A negative business income would also increase your audit risk, as you must have a profit motive to have a legitimate business and thus be able to deduct a loss from it on your tax return.
That is correct. As a MTM trader expenses go on Schedule C. Your MTM (trading) income/loss goes to Form 4797 and from there to line 4 on schedule 1. You have to decide if the HO deduction is worth the increased risk of audit. Another potential issue is if your schedule C loss, Trading profits and HO deuction routinely result in a net loss. the IRS could deny you the deduction on the basis that the activity was not enter into for profit. Code section 183
@ThomasM125 @Mike9241
The "issue" here is not the home office. I have reported this home office for about 10 years. It is a valid home office. This year the MTM trader business was added in. It will share the same home office.
The new MTM trader business has a bigger gain than the expense of the home office, entered in the 4797 Form. The "issue" here is that the TurboTax did not count the gains from the 4797 Form. It only takes the expenses in the business Net Income screen for the MTM trader business. Because of that, the Net Income only shows a negative number of expenses. Because the MTM trader business's Net Income is negative, and also a home office is claimed, TurboTax considers there is a bigger risk of being audited, I think.
But the reality is that the MTM trader business is not a loss business. There are some profits. Why does TurboTax handle it like it is a loss business? This is what confuses me. If an MTM trader business should be handled like this. I am fine to file the current result to the IRS. I hope I can get a confirmation that the TurboTax is correct.
I thought it would be better to claim a home office for the new MTM trader business. Otherwise, how will the IRS consider you are seriously handling the trading as a business? If the home office is not one of the factors for the IRS to agree with you your trading is a business, not a hobby, I will not share the home office with the new trader business.
The issue is, since Schedule C reports only expenses, the Home Office expense isn't allowed because you are already showing a net loss on Schedule C because Form 4797 isn't reflected in Schedule C. The audit risk meter may not be correct because your trader's business income is reported on Form 4797 instead of Schedule C, which is less common.
You could ignore this risk because if it is flagged, the IRS should recognize you are a MTM trader and should recognize the type of tax return you submitted.
Just to be safe, you may decide not to share the Home Office with your new business if it means lessening your chance for an audit.
@DaveF1006 Why treat MTM traders (or 4797 Form users) this way? Is it an issue? Is it an IRS issue or a TurboTax issue?
HERE is a link that address filing as a trader using TurboTax and also the issue of entering Home Office Expenses.
@KrisD15 After I added the 4797 gains to the 8829 Form, it became worse in terms of audit risk. The trader business's Net Income changed from -$265 to -$431. Audit risk is still Medium. However, it makes me pay a little less tax.

* **PROVIDED RECORDS**:
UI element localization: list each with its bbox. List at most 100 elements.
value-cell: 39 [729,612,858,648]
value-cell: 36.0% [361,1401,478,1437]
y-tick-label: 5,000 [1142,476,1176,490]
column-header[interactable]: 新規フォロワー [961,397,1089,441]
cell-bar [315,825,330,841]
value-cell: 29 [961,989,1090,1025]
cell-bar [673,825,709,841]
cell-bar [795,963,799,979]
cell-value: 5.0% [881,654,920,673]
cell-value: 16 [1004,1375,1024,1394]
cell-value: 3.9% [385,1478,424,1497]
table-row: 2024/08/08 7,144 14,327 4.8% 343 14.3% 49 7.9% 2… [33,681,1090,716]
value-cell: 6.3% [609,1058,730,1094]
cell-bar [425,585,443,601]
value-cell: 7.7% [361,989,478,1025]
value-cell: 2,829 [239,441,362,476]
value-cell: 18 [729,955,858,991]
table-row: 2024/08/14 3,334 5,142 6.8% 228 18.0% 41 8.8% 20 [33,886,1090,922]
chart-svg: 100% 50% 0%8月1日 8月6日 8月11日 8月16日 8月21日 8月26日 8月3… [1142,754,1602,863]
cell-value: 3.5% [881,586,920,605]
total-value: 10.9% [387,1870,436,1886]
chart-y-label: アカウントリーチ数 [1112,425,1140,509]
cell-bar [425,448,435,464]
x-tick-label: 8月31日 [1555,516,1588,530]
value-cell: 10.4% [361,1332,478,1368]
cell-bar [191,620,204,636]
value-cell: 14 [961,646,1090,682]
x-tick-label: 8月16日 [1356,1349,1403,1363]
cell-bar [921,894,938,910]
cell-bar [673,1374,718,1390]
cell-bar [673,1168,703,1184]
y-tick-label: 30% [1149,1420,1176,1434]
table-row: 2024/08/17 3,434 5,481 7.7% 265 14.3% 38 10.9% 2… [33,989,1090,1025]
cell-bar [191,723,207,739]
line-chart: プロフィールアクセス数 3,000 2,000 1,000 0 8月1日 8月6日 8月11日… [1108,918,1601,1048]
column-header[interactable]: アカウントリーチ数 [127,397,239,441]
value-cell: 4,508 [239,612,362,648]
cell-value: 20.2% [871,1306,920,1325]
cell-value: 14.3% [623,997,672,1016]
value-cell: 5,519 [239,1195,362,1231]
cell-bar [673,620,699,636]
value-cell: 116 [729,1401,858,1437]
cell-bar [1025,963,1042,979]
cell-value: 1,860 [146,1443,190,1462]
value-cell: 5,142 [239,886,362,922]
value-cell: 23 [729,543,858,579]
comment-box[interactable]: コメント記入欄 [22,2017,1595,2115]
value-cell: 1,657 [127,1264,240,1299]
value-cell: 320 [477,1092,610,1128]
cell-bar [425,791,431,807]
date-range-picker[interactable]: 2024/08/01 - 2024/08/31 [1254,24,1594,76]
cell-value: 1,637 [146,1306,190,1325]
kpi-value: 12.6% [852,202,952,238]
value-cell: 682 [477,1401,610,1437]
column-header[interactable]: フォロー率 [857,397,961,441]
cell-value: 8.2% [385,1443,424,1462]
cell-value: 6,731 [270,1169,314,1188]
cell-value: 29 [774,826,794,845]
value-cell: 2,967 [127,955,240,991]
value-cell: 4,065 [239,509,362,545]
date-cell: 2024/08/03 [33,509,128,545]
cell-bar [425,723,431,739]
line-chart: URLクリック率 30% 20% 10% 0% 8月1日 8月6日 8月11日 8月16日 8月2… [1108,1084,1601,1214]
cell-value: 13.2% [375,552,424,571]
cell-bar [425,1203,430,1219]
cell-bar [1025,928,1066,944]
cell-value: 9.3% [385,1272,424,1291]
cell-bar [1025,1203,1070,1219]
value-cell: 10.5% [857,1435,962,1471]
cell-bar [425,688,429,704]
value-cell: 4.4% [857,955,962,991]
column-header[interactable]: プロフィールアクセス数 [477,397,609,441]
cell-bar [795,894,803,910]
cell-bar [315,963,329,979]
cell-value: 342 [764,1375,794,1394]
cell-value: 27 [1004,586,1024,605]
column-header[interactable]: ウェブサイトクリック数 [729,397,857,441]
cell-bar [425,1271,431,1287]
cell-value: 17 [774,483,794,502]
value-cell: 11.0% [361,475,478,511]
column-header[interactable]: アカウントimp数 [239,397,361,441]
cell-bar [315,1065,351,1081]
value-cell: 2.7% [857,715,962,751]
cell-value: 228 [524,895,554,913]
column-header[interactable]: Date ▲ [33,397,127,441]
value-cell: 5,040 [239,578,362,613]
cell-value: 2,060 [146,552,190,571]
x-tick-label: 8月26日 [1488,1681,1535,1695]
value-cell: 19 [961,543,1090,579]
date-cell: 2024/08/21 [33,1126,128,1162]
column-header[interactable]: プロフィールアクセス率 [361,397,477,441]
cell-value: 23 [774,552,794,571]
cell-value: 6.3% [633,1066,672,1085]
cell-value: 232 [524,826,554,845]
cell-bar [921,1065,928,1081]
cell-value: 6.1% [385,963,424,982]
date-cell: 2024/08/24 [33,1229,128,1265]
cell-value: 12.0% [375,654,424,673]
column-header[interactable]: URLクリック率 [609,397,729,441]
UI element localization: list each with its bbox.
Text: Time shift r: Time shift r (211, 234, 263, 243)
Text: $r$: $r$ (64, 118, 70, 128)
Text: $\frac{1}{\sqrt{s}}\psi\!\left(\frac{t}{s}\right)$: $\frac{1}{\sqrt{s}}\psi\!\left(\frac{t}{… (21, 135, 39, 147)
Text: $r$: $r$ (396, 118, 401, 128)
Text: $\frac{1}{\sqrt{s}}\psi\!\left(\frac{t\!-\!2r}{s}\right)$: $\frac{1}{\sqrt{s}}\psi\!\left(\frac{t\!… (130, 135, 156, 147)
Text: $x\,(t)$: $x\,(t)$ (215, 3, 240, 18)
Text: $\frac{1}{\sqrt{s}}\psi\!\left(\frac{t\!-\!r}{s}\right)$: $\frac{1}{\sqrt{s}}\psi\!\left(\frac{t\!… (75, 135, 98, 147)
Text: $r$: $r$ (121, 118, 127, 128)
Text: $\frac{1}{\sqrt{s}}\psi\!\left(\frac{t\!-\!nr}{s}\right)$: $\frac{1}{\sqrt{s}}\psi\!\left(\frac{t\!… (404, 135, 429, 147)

* **WHAT IS REQUIRED**: According to the tax discussion about MTM traders, where is MTM trading income or loss reported?

* **TASK RESPONSE**: On Form 4797, and from there on line 4 of Schedule 1.